Give only the number of lines where "text" occurs.
─── Record set ───
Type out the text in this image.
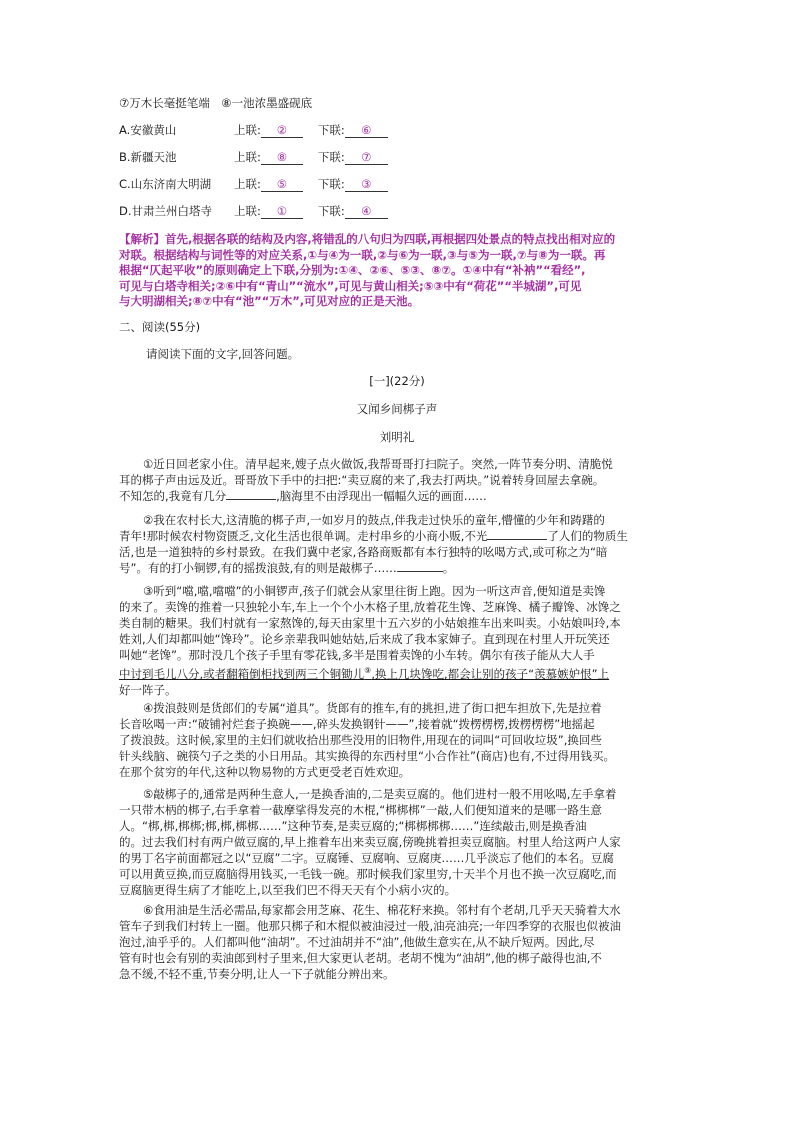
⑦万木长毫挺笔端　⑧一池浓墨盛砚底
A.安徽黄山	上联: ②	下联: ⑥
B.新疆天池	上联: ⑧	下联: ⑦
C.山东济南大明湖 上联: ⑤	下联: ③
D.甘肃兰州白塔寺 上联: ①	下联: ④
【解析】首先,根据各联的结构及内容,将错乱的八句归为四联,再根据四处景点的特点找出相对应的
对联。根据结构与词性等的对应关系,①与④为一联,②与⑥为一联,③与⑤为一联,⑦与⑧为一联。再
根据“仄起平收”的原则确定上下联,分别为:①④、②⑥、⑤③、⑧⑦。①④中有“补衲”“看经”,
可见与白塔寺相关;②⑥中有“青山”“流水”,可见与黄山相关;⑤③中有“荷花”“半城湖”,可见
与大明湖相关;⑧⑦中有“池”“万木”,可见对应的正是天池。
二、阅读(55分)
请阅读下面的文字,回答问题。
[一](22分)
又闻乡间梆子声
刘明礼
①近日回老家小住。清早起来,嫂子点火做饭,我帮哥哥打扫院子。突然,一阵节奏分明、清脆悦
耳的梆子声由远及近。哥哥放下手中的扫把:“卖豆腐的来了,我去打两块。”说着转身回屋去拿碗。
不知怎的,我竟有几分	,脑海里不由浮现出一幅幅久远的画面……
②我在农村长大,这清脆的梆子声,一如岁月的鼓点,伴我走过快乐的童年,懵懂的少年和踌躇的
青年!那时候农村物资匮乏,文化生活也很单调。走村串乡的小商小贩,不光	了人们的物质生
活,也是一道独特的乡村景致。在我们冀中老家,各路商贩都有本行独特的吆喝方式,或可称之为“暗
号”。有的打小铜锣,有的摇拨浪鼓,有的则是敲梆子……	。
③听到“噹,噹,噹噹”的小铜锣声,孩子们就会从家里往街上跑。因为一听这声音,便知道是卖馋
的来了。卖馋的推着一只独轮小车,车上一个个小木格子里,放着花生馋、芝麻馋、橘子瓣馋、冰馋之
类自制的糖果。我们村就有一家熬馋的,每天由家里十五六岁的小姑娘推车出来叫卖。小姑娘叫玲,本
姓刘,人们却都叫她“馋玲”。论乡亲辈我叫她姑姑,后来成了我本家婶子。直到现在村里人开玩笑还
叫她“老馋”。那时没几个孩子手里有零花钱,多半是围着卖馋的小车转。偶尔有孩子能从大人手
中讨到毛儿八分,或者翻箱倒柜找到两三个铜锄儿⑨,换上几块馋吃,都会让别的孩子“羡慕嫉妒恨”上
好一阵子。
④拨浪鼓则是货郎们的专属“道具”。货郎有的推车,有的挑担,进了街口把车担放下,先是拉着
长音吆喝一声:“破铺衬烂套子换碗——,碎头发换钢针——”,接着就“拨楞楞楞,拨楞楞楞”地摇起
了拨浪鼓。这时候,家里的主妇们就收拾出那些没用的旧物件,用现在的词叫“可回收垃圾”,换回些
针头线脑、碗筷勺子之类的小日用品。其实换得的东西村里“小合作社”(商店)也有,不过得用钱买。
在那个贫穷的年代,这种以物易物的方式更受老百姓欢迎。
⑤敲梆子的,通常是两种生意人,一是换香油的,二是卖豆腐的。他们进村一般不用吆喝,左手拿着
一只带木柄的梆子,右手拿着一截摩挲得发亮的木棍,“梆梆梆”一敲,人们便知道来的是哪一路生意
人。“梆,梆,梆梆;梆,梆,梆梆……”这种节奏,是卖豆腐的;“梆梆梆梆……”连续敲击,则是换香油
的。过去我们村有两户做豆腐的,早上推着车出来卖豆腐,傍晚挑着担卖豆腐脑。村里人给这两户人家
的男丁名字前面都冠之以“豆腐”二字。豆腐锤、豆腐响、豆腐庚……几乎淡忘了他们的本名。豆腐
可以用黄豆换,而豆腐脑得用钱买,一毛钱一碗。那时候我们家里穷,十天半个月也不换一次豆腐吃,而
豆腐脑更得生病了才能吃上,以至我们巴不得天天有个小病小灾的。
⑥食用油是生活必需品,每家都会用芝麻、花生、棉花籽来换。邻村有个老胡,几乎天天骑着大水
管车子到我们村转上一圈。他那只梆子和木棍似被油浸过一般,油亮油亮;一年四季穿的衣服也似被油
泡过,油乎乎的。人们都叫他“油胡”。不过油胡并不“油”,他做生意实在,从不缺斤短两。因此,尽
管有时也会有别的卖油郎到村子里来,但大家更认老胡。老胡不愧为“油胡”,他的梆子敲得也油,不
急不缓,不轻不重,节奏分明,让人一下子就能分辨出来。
───
─── Record set ───
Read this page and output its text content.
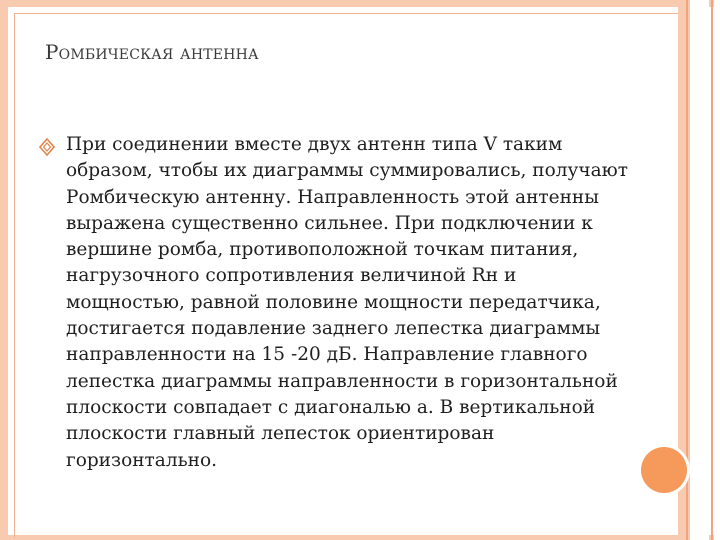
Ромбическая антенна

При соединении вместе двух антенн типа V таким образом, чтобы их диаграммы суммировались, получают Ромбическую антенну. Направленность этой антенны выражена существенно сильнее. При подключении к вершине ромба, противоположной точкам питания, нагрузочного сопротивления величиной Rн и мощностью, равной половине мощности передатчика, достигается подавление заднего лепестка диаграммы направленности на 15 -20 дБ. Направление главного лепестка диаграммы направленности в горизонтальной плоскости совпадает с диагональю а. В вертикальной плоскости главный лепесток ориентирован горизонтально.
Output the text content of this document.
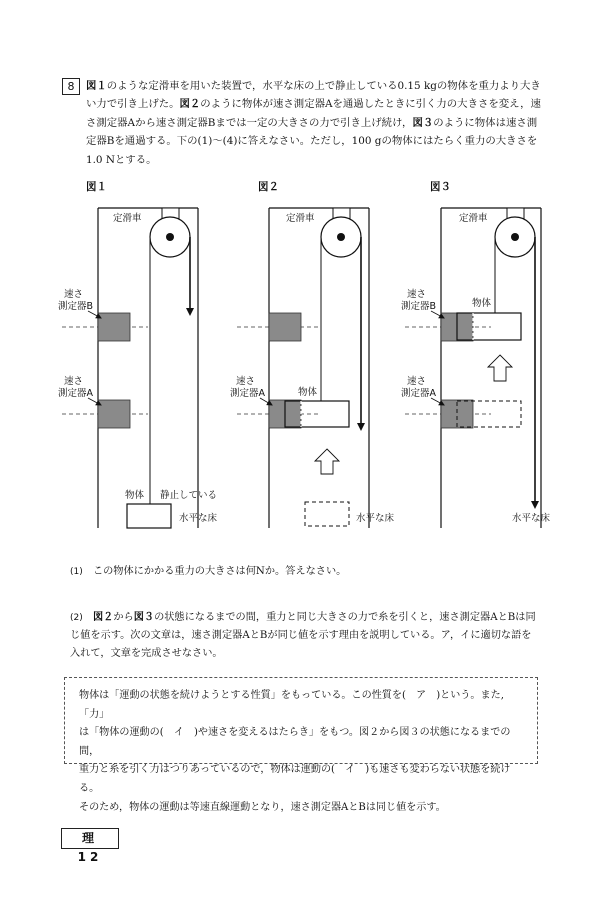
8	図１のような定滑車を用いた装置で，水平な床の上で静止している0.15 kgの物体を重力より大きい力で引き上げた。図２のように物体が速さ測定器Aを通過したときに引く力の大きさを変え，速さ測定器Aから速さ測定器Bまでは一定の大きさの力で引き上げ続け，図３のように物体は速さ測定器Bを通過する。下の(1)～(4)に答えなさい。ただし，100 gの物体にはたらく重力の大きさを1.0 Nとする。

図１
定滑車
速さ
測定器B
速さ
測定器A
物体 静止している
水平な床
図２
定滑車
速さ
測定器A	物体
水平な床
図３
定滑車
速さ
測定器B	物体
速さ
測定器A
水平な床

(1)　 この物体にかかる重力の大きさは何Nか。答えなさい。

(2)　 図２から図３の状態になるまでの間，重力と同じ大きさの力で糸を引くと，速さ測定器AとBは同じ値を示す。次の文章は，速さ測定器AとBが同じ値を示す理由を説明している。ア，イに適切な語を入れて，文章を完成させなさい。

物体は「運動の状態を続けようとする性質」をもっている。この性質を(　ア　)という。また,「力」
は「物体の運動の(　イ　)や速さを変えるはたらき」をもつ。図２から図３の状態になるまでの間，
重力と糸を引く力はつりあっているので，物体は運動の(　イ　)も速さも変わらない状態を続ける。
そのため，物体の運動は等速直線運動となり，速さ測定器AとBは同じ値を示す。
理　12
───
─── Record set ───
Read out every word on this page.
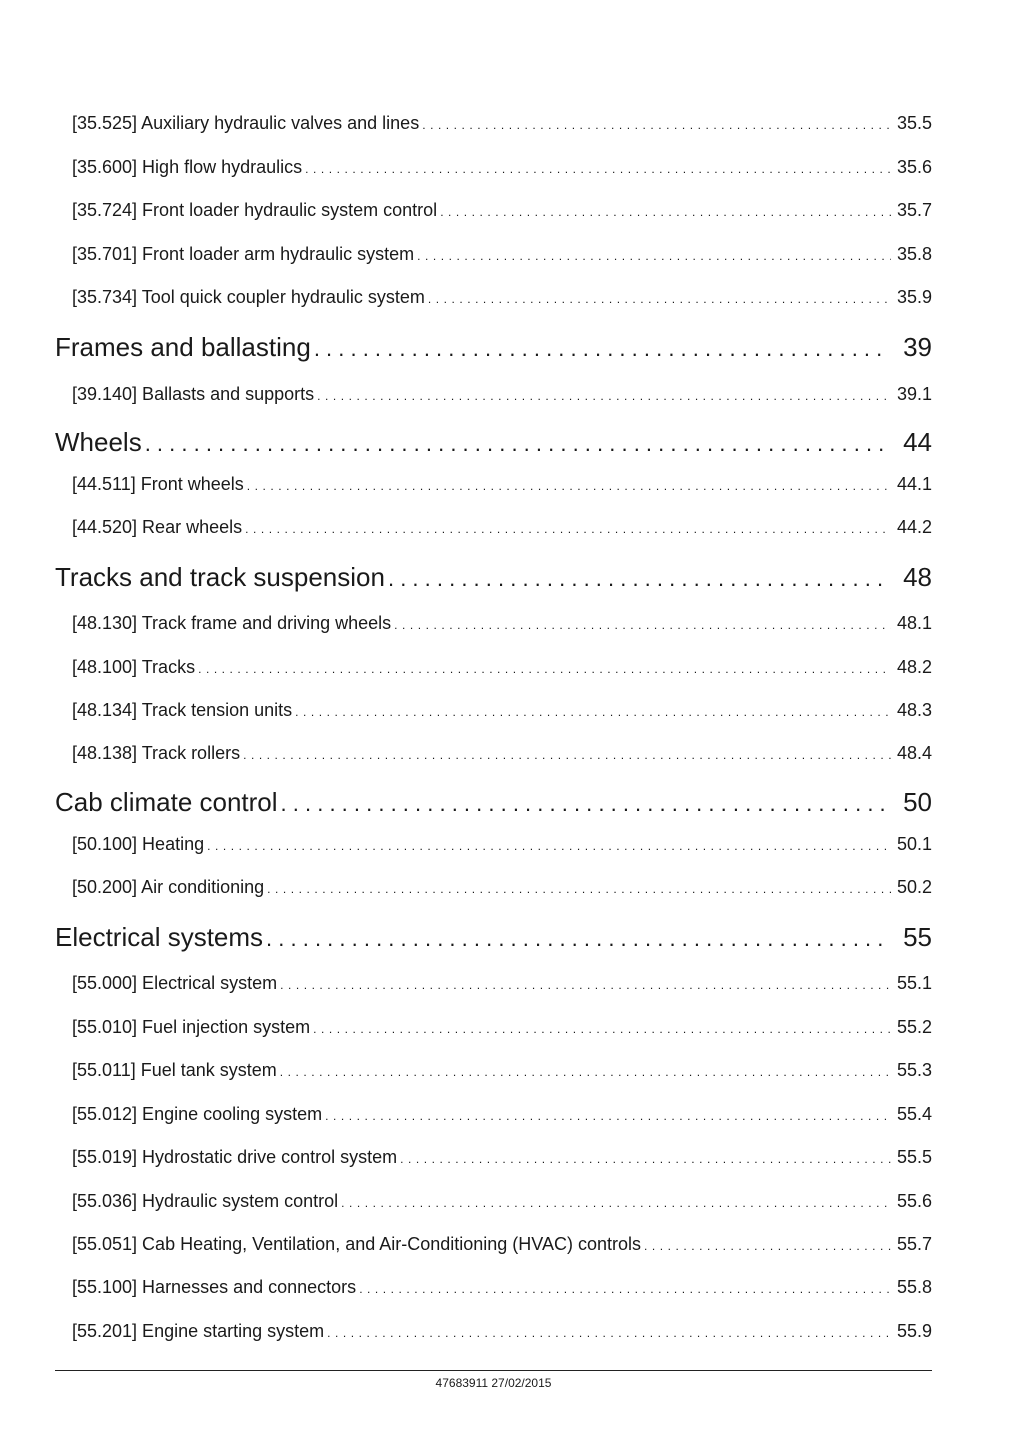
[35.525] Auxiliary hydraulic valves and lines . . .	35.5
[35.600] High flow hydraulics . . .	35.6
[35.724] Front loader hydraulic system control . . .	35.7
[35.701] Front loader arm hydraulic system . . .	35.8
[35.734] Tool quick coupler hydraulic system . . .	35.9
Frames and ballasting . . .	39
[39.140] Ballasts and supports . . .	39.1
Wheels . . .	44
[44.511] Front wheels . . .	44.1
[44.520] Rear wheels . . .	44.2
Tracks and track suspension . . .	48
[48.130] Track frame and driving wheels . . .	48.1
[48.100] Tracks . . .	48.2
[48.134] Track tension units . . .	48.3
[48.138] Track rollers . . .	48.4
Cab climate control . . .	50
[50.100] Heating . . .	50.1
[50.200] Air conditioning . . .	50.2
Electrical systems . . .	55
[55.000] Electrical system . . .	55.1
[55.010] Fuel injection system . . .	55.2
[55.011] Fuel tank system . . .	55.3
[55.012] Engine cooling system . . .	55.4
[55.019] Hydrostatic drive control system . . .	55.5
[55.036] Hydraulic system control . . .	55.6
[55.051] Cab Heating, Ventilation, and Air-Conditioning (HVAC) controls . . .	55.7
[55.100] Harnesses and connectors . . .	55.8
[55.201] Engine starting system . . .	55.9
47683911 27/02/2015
───
__Task solution__: 3